### Records to process
******************************
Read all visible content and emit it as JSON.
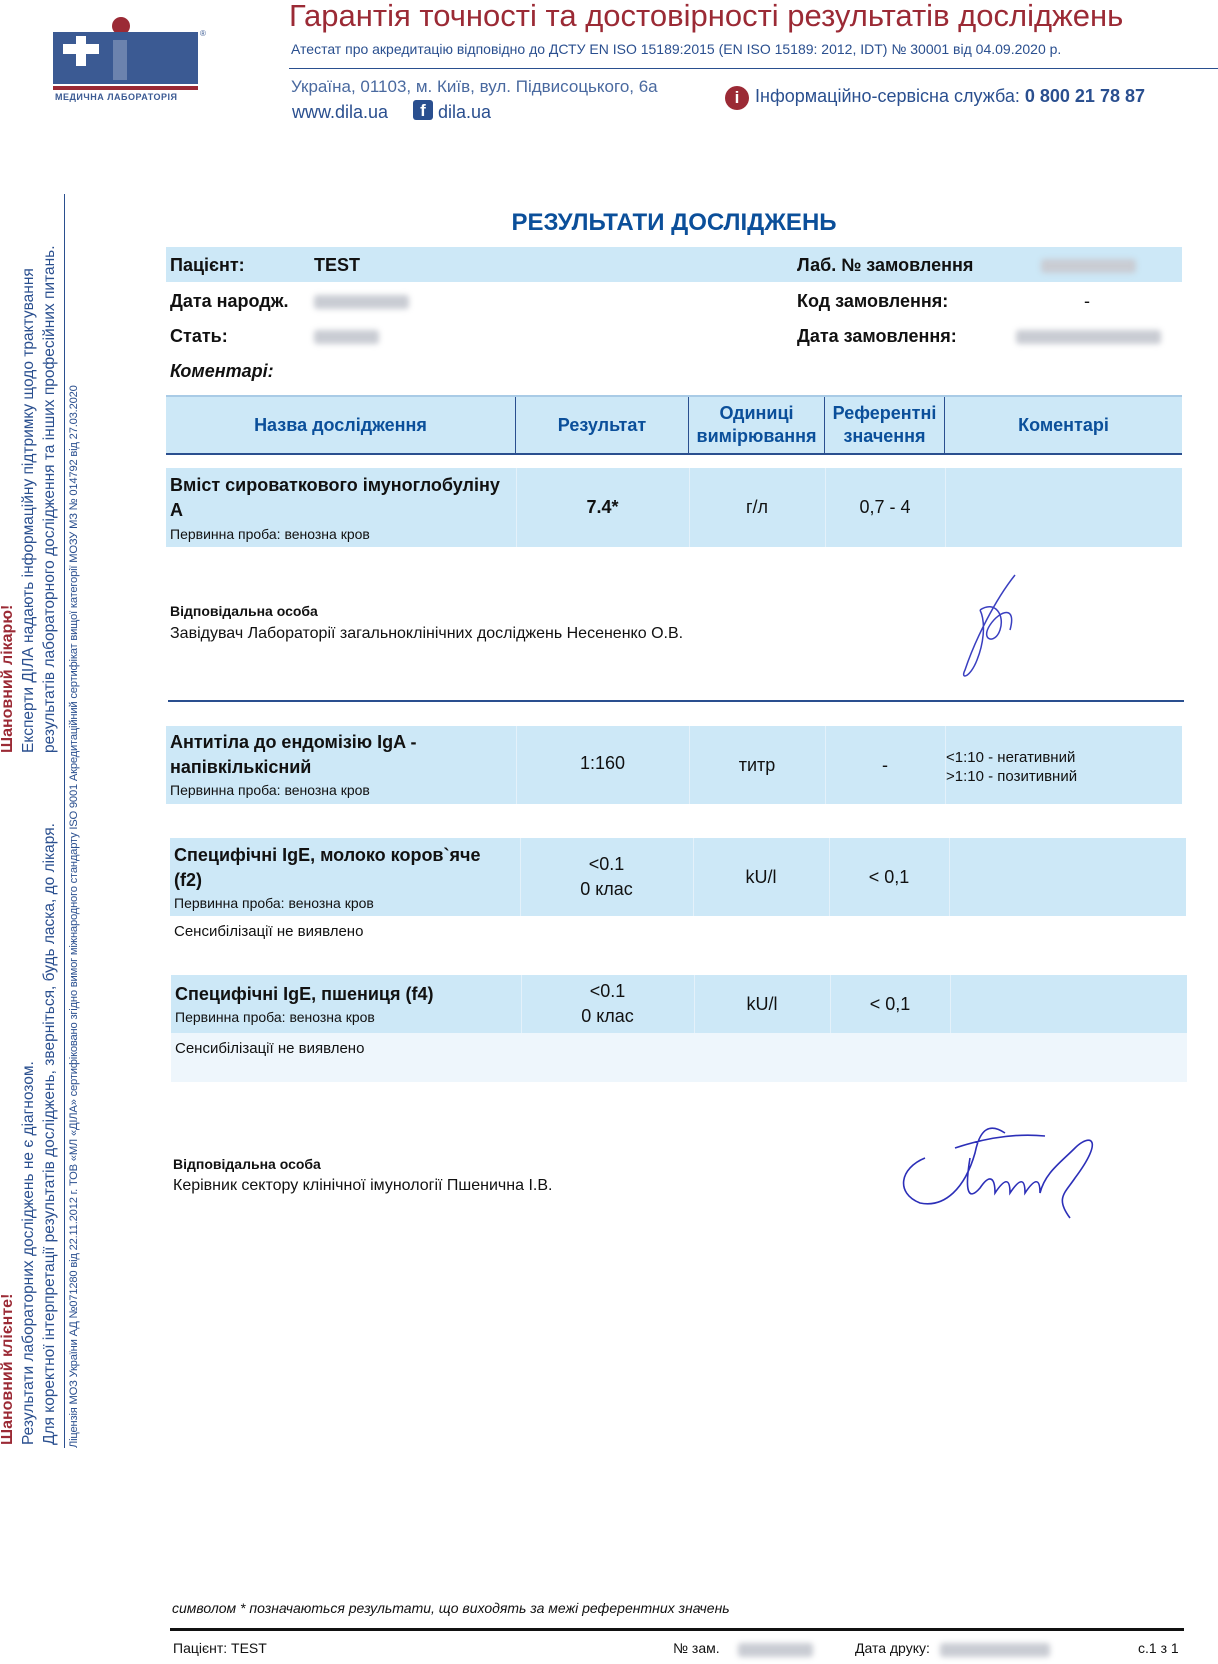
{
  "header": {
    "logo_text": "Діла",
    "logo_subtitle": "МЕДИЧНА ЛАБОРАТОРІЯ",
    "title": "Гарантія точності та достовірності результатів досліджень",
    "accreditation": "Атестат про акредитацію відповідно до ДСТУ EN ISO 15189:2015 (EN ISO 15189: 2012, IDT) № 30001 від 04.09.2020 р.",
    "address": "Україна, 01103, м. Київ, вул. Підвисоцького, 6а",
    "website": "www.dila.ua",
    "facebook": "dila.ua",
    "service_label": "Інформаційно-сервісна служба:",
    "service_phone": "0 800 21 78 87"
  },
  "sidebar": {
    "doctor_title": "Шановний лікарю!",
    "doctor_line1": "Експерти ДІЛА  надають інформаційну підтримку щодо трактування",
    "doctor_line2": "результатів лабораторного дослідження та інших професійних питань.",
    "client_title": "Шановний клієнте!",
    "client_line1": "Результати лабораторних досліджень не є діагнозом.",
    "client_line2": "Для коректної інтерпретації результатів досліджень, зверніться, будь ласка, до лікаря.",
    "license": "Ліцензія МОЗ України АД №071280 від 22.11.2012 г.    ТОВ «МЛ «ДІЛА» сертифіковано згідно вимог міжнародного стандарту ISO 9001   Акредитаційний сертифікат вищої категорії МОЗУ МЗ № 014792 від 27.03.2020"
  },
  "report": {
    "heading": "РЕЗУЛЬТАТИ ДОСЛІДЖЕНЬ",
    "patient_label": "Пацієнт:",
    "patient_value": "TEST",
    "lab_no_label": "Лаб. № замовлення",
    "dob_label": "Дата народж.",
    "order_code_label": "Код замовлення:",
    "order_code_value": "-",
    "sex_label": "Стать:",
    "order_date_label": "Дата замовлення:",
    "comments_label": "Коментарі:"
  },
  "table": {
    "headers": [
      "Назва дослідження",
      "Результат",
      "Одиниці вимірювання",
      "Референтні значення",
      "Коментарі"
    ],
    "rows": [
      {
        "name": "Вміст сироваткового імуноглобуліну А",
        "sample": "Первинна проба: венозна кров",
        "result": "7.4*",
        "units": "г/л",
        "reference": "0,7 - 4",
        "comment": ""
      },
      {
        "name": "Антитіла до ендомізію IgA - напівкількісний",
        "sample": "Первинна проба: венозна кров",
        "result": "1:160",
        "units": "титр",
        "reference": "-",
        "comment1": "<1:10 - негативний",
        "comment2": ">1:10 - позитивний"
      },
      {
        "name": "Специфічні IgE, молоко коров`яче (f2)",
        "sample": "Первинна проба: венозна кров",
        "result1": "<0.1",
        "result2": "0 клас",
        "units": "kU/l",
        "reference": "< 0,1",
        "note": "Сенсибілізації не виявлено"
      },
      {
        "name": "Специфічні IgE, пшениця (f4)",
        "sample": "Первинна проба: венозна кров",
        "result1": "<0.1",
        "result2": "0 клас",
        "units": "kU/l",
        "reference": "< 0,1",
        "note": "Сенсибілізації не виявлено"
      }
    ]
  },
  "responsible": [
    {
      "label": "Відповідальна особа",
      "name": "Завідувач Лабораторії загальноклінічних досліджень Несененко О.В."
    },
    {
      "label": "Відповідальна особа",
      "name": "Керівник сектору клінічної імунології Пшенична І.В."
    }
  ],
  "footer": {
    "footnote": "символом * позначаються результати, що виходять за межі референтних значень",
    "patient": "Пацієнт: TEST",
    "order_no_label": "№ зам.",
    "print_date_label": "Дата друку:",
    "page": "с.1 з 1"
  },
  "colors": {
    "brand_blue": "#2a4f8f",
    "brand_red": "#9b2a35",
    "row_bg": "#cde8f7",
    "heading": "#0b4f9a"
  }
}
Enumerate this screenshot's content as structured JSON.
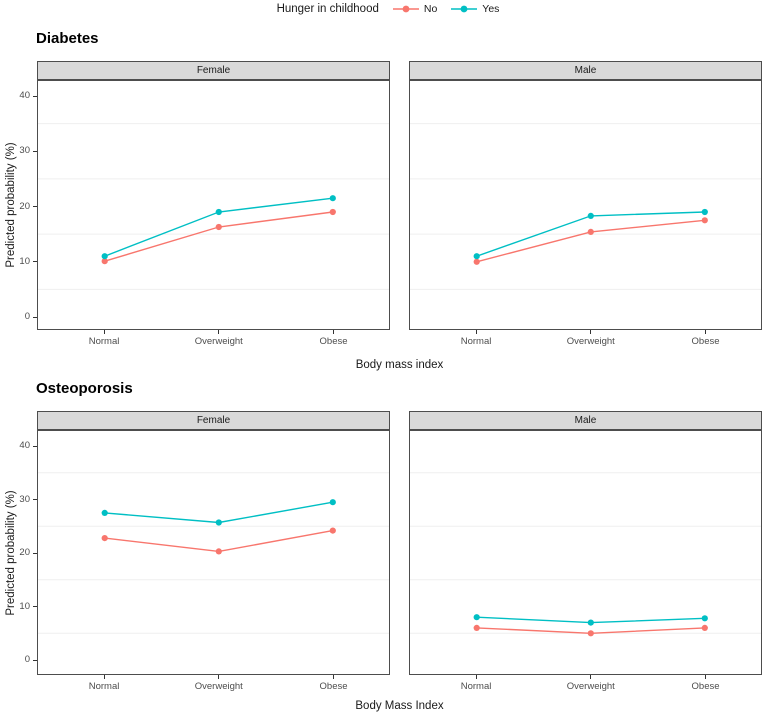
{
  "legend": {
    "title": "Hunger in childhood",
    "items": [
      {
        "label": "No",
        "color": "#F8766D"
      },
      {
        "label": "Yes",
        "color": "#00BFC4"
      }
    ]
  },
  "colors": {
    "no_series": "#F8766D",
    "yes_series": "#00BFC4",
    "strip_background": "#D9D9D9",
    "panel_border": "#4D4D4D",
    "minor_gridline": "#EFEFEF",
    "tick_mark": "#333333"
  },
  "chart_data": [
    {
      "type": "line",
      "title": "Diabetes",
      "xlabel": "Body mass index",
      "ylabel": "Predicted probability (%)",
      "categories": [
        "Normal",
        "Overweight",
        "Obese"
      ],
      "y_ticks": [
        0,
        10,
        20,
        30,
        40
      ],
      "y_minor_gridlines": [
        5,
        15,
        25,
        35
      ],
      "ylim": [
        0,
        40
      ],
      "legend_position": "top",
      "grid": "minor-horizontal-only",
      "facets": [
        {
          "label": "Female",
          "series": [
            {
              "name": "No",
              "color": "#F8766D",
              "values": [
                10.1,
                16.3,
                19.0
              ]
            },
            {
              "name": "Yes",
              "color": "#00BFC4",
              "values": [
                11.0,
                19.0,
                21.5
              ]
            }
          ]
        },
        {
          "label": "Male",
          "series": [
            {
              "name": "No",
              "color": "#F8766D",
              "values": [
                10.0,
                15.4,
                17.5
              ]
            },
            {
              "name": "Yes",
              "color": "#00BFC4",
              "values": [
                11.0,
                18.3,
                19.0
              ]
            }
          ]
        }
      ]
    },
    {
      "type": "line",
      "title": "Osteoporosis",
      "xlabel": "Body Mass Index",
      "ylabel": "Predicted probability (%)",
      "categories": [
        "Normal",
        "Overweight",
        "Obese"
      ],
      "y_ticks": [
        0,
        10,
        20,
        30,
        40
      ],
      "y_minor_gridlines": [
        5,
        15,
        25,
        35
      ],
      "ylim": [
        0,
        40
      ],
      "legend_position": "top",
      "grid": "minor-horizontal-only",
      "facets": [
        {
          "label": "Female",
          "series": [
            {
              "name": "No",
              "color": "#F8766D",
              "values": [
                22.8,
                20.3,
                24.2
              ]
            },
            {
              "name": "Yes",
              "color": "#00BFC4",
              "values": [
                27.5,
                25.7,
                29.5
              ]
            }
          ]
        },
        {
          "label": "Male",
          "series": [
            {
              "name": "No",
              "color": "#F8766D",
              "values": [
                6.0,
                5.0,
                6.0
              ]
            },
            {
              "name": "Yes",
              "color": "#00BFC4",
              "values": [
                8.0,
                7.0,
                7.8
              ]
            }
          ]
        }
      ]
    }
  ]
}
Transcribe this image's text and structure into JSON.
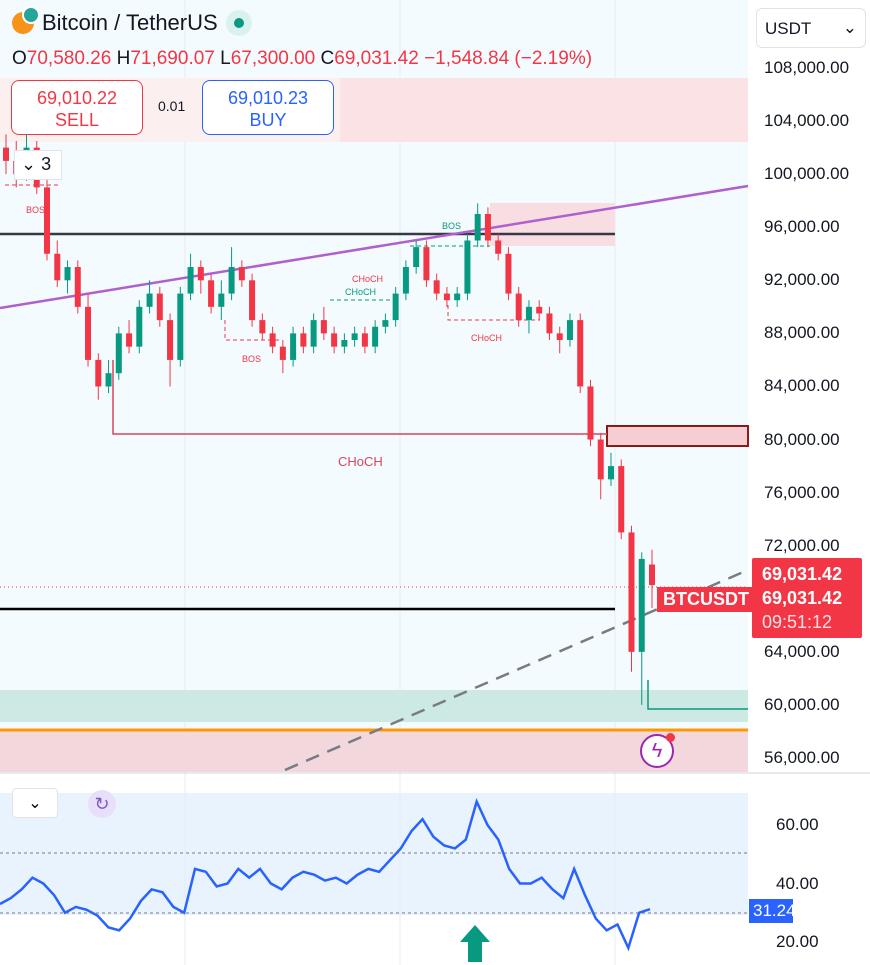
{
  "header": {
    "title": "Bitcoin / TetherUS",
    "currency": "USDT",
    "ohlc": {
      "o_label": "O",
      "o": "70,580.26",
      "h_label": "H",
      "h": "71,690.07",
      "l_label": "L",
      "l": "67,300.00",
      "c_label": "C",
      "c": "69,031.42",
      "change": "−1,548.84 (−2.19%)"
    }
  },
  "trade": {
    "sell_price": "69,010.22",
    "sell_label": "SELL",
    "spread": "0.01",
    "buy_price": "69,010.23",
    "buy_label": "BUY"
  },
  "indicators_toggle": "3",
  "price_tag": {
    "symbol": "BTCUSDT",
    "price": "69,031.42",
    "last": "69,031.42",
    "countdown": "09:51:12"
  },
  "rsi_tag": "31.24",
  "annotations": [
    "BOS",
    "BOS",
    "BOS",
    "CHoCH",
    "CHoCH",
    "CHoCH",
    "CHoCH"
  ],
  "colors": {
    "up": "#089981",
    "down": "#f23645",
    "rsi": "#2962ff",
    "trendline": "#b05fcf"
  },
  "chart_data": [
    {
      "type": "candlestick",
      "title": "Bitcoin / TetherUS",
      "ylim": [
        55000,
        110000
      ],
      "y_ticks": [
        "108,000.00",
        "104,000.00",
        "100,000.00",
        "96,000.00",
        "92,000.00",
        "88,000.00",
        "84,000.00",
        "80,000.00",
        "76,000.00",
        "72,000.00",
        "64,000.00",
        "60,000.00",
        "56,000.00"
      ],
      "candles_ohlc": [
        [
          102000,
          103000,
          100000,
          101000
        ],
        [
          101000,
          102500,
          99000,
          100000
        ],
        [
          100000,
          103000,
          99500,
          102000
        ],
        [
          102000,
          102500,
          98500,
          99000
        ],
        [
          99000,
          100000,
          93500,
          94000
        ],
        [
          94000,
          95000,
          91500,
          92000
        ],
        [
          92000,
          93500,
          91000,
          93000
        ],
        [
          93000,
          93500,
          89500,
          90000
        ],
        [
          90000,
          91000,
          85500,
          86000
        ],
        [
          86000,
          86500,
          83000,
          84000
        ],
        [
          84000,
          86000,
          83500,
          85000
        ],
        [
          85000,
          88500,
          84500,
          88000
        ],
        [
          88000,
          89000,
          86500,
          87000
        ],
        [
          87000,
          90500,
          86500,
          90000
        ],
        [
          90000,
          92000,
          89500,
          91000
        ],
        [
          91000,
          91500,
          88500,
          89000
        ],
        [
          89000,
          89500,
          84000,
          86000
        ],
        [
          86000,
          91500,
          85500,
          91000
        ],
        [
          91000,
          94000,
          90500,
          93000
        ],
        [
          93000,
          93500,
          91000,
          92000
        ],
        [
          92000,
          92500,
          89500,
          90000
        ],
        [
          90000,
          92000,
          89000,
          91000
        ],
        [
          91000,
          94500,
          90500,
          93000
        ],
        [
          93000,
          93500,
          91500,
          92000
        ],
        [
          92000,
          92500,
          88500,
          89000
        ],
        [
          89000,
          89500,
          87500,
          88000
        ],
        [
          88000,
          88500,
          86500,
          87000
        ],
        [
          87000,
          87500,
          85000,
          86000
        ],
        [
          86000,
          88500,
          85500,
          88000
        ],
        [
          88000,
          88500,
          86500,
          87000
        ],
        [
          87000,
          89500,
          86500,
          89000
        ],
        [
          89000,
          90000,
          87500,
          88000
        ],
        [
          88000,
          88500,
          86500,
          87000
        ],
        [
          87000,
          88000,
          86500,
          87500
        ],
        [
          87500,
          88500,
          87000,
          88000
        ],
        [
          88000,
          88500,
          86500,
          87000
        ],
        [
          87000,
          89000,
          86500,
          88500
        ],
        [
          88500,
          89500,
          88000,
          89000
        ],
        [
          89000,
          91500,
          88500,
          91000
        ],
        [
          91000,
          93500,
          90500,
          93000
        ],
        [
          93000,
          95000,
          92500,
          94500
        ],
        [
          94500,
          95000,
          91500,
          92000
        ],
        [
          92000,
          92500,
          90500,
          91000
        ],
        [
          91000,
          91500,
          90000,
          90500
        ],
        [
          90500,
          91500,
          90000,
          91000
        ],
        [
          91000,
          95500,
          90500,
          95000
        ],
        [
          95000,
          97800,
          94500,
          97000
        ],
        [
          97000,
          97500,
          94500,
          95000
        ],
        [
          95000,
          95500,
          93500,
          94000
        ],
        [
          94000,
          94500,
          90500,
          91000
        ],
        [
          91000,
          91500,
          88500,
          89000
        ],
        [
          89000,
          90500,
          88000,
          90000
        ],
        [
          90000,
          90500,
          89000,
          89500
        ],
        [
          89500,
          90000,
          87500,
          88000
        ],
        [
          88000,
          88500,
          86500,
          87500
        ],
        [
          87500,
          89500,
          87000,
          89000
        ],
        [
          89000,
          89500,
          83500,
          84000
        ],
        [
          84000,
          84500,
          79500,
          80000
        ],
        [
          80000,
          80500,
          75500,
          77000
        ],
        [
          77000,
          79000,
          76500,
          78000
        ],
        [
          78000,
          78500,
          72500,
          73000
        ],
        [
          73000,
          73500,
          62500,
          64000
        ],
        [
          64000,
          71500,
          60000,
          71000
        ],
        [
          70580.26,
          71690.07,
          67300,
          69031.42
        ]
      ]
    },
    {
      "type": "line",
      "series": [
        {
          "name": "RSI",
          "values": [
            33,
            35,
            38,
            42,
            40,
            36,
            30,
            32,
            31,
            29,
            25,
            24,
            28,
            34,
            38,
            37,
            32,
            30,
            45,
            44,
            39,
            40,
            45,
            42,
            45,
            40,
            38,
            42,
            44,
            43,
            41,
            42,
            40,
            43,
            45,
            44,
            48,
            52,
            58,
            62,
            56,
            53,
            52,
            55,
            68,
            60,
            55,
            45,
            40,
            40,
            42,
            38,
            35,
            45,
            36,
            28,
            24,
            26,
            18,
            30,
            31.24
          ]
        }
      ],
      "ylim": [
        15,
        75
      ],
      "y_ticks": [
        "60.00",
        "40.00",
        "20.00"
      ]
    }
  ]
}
******************************
Where a line of the records above holds the word "units", copy that line.

        "units": "г/л",
        "units": "титр",
        "units": "kU/l",
        "units": "kU/l",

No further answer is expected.